> Items listed in a dataset
** Start **
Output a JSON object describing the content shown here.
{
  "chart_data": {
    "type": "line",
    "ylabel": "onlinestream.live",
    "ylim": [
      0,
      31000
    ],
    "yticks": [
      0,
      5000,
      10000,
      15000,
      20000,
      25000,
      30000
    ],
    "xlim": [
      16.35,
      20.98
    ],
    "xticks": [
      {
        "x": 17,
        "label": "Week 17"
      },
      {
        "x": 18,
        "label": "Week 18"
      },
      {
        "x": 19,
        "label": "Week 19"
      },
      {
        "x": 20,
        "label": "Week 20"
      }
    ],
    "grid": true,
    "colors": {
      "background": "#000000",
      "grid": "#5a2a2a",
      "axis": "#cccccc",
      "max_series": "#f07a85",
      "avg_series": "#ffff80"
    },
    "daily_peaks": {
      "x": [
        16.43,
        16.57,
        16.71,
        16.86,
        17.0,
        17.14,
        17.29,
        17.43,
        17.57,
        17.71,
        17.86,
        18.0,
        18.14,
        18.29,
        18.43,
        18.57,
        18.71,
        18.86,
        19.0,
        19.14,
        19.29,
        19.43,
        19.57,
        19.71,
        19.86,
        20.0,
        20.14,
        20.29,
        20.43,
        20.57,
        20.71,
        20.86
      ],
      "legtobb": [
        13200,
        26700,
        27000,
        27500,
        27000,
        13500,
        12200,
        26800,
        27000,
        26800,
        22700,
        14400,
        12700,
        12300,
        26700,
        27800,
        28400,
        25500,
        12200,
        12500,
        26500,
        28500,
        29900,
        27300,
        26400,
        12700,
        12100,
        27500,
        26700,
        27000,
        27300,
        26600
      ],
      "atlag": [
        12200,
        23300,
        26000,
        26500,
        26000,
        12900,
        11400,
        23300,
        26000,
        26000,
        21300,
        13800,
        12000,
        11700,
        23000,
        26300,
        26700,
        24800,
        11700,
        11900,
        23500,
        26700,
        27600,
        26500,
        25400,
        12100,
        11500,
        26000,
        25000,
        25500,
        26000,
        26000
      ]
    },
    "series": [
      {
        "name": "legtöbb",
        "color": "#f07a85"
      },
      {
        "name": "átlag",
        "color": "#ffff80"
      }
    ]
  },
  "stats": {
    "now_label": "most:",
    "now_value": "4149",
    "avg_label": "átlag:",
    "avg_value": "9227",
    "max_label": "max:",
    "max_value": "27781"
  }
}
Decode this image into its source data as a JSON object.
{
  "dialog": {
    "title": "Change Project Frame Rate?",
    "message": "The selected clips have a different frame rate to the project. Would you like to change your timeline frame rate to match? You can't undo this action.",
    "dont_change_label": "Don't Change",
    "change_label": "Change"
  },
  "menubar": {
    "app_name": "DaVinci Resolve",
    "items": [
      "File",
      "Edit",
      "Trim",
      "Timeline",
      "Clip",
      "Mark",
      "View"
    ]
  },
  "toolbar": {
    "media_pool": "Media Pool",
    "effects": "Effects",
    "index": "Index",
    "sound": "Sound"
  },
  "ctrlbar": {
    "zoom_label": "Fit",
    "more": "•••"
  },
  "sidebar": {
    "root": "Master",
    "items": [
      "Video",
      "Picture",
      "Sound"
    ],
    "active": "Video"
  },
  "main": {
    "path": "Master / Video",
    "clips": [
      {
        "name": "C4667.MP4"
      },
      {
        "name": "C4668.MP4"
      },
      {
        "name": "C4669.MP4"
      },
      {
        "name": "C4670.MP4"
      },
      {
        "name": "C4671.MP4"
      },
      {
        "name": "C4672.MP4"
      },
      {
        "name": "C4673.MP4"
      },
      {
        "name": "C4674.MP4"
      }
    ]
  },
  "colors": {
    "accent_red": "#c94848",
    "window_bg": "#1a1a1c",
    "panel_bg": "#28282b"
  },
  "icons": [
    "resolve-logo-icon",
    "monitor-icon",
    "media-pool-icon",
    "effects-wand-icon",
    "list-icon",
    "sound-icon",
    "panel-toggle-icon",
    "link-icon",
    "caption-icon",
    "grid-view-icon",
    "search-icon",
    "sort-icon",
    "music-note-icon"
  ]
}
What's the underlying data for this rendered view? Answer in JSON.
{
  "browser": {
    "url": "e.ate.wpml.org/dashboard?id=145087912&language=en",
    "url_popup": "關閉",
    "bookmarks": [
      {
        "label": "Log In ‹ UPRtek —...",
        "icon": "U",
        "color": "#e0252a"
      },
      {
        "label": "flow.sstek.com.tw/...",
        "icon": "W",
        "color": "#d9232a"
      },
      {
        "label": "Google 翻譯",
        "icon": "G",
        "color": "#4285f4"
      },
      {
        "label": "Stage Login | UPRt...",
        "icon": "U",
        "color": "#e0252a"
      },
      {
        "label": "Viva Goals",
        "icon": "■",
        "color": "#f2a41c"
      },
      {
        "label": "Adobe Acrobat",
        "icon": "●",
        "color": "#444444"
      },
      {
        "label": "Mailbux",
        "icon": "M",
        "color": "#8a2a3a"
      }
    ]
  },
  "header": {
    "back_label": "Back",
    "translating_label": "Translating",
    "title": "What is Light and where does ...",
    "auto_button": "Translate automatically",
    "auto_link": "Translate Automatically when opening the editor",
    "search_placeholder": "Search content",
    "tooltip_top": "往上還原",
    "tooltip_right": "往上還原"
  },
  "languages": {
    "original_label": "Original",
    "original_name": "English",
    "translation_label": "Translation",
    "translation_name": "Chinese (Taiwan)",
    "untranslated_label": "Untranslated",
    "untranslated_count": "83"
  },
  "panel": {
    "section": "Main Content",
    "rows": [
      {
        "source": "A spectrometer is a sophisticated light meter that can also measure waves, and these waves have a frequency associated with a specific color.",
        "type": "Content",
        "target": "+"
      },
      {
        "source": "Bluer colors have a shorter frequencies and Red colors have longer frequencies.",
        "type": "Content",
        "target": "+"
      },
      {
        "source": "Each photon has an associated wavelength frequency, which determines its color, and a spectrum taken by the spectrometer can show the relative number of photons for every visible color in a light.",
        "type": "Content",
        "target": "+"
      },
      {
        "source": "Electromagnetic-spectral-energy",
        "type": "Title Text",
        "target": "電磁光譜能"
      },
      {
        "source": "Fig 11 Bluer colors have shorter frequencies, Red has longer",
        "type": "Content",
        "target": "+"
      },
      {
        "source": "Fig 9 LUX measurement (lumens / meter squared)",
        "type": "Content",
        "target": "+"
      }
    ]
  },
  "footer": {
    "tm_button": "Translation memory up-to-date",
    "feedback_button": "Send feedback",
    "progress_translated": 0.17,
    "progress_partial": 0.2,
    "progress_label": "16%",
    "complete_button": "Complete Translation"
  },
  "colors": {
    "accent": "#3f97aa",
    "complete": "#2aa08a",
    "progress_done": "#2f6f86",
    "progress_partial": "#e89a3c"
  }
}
** End **
> Aim
Find every line above that contains the word "JSON", and return each one.

> Written solution
Output a JSON object describing the content shown here.
Decode this image into its source data as a JSON object.
What's the underlying data for this rendered view? Answer in JSON.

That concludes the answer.